--- START ---

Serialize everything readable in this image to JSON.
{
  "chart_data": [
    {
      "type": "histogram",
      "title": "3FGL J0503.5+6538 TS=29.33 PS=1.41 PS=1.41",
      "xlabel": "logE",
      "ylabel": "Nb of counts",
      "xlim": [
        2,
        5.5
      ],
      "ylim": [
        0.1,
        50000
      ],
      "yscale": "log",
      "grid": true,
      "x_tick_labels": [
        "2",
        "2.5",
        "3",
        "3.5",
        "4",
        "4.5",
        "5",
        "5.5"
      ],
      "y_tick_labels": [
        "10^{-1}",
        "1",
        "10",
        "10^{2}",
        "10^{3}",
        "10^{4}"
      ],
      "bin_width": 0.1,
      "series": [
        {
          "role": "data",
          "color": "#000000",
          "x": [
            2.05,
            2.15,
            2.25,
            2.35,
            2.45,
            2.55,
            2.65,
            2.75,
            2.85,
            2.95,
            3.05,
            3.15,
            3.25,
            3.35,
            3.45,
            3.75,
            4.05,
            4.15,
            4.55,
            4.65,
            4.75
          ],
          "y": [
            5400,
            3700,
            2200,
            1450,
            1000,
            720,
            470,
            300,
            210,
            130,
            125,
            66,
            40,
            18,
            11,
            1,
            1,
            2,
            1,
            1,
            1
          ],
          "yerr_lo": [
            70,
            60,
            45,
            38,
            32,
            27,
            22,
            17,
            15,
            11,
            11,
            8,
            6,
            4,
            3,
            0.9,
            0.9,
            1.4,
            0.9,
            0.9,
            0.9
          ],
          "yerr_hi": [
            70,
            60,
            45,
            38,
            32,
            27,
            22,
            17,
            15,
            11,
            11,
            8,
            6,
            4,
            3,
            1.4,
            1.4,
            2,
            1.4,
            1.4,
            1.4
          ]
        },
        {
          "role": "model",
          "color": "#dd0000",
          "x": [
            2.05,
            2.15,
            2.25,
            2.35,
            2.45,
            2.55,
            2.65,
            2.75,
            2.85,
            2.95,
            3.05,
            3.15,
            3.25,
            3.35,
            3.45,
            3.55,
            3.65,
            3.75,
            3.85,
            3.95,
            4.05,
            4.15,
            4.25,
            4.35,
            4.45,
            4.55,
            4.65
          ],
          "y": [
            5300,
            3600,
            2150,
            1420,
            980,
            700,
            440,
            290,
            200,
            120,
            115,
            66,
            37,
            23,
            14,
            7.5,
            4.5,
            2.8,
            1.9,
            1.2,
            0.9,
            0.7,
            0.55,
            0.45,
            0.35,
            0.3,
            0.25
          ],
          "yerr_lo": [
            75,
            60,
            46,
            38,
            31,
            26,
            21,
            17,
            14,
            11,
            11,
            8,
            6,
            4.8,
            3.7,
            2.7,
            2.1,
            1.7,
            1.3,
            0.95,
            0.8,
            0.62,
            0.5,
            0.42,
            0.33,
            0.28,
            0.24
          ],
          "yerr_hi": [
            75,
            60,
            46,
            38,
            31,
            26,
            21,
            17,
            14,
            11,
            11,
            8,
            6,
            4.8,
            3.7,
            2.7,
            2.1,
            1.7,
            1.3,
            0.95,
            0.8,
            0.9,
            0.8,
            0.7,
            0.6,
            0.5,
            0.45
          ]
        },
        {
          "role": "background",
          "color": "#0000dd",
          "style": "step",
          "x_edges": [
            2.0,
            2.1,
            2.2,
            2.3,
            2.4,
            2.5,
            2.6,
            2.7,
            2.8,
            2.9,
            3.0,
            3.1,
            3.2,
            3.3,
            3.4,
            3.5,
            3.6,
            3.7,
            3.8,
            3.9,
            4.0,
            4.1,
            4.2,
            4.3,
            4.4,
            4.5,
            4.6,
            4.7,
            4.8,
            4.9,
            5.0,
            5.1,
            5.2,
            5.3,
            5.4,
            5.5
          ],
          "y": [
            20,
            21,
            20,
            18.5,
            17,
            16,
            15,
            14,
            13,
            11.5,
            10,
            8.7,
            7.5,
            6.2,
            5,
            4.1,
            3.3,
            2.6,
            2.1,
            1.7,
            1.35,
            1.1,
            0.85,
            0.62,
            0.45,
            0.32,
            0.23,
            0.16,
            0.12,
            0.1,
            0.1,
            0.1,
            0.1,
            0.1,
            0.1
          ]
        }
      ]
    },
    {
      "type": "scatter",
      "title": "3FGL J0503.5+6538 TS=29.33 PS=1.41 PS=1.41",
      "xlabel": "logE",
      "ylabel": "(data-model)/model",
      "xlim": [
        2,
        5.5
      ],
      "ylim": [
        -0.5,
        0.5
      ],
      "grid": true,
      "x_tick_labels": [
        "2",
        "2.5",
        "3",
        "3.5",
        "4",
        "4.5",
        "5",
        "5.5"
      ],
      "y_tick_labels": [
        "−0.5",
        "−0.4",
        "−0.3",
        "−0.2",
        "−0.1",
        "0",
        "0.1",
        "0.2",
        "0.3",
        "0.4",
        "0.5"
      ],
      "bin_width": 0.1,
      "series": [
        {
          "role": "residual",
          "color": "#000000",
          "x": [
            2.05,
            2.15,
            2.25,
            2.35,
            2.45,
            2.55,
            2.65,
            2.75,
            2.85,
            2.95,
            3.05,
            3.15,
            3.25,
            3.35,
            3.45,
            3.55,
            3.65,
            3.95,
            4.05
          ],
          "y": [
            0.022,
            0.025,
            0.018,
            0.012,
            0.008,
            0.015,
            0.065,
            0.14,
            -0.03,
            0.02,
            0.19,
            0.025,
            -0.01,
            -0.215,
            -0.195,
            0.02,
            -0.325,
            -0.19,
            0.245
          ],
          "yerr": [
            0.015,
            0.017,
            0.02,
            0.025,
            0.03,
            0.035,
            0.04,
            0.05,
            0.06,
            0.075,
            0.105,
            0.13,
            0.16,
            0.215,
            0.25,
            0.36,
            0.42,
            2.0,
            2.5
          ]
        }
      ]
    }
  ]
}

--- END ---

The task:
Write out every entry again exactly, please, with nothing missing.

Correct result:
Serialize everything readable in this image to JSON.
{
  "chart_data": [
    {
      "type": "histogram",
      "title": "3FGL J0503.5+6538 TS=29.33 PS=1.41 PS=1.41",
      "xlabel": "logE",
      "ylabel": "Nb of counts",
      "xlim": [
        2,
        5.5
      ],
      "ylim": [
        0.1,
        50000
      ],
      "yscale": "log",
      "grid": true,
      "x_tick_labels": [
        "2",
        "2.5",
        "3",
        "3.5",
        "4",
        "4.5",
        "5",
        "5.5"
      ],
      "y_tick_labels": [
        "10^{-1}",
        "1",
        "10",
        "10^{2}",
        "10^{3}",
        "10^{4}"
      ],
      "bin_width": 0.1,
      "series": [
        {
          "role": "data",
          "color": "#000000",
          "x": [
            2.05,
            2.15,
            2.25,
            2.35,
            2.45,
            2.55,
            2.65,
            2.75,
            2.85,
            2.95,
            3.05,
            3.15,
            3.25,
            3.35,
            3.45,
            3.75,
            4.05,
            4.15,
            4.55,
            4.65,
            4.75
          ],
          "y": [
            5400,
            3700,
            2200,
            1450,
            1000,
            720,
            470,
            300,
            210,
            130,
            125,
            66,
            40,
            18,
            11,
            1,
            1,
            2,
            1,
            1,
            1
          ],
          "yerr_lo": [
            70,
            60,
            45,
            38,
            32,
            27,
            22,
            17,
            15,
            11,
            11,
            8,
            6,
            4,
            3,
            0.9,
            0.9,
            1.4,
            0.9,
            0.9,
            0.9
          ],
          "yerr_hi": [
            70,
            60,
            45,
            38,
            32,
            27,
            22,
            17,
            15,
            11,
            11,
            8,
            6,
            4,
            3,
            1.4,
            1.4,
            2,
            1.4,
            1.4,
            1.4
          ]
        },
        {
          "role": "model",
          "color": "#dd0000",
          "x": [
            2.05,
            2.15,
            2.25,
            2.35,
            2.45,
            2.55,
            2.65,
            2.75,
            2.85,
            2.95,
            3.05,
            3.15,
            3.25,
            3.35,
            3.45,
            3.55,
            3.65,
            3.75,
            3.85,
            3.95,
            4.05,
            4.15,
            4.25,
            4.35,
            4.45,
            4.55,
            4.65
          ],
          "y": [
            5300,
            3600,
            2150,
            1420,
            980,
            700,
            440,
            290,
            200,
            120,
            115,
            66,
            37,
            23,
            14,
            7.5,
            4.5,
            2.8,
            1.9,
            1.2,
            0.9,
            0.7,
            0.55,
            0.45,
            0.35,
            0.3,
            0.25
          ],
          "yerr_lo": [
            75,
            60,
            46,
            38,
            31,
            26,
            21,
            17,
            14,
            11,
            11,
            8,
            6,
            4.8,
            3.7,
            2.7,
            2.1,
            1.7,
            1.3,
            0.95,
            0.8,
            0.62,
            0.5,
            0.42,
            0.33,
            0.28,
            0.24
          ],
          "yerr_hi": [
            75,
            60,
            46,
            38,
            31,
            26,
            21,
            17,
            14,
            11,
            11,
            8,
            6,
            4.8,
            3.7,
            2.7,
            2.1,
            1.7,
            1.3,
            0.95,
            0.8,
            0.9,
            0.8,
            0.7,
            0.6,
            0.5,
            0.45
          ]
        },
        {
          "role": "background",
          "color": "#0000dd",
          "style": "step",
          "x_edges": [
            2.0,
            2.1,
            2.2,
            2.3,
            2.4,
            2.5,
            2.6,
            2.7,
            2.8,
            2.9,
            3.0,
            3.1,
            3.2,
            3.3,
            3.4,
            3.5,
            3.6,
            3.7,
            3.8,
            3.9,
            4.0,
            4.1,
            4.2,
            4.3,
            4.4,
            4.5,
            4.6,
            4.7,
            4.8,
            4.9,
            5.0,
            5.1,
            5.2,
            5.3,
            5.4,
            5.5
          ],
          "y": [
            20,
            21,
            20,
            18.5,
            17,
            16,
            15,
            14,
            13,
            11.5,
            10,
            8.7,
            7.5,
            6.2,
            5,
            4.1,
            3.3,
            2.6,
            2.1,
            1.7,
            1.35,
            1.1,
            0.85,
            0.62,
            0.45,
            0.32,
            0.23,
            0.16,
            0.12,
            0.1,
            0.1,
            0.1,
            0.1,
            0.1,
            0.1
          ]
        }
      ]
    },
    {
      "type": "scatter",
      "title": "3FGL J0503.5+6538 TS=29.33 PS=1.41 PS=1.41",
      "xlabel": "logE",
      "ylabel": "(data-model)/model",
      "xlim": [
        2,
        5.5
      ],
      "ylim": [
        -0.5,
        0.5
      ],
      "grid": true,
      "x_tick_labels": [
        "2",
        "2.5",
        "3",
        "3.5",
        "4",
        "4.5",
        "5",
        "5.5"
      ],
      "y_tick_labels": [
        "−0.5",
        "−0.4",
        "−0.3",
        "−0.2",
        "−0.1",
        "0",
        "0.1",
        "0.2",
        "0.3",
        "0.4",
        "0.5"
      ],
      "bin_width": 0.1,
      "series": [
        {
          "role": "residual",
          "color": "#000000",
          "x": [
            2.05,
            2.15,
            2.25,
            2.35,
            2.45,
            2.55,
            2.65,
            2.75,
            2.85,
            2.95,
            3.05,
            3.15,
            3.25,
            3.35,
            3.45,
            3.55,
            3.65,
            3.95,
            4.05
          ],
          "y": [
            0.022,
            0.025,
            0.018,
            0.012,
            0.008,
            0.015,
            0.065,
            0.14,
            -0.03,
            0.02,
            0.19,
            0.025,
            -0.01,
            -0.215,
            -0.195,
            0.02,
            -0.325,
            -0.19,
            0.245
          ],
          "yerr": [
            0.015,
            0.017,
            0.02,
            0.025,
            0.03,
            0.035,
            0.04,
            0.05,
            0.06,
            0.075,
            0.105,
            0.13,
            0.16,
            0.215,
            0.25,
            0.36,
            0.42,
            2.0,
            2.5
          ]
        }
      ]
    }
  ]
}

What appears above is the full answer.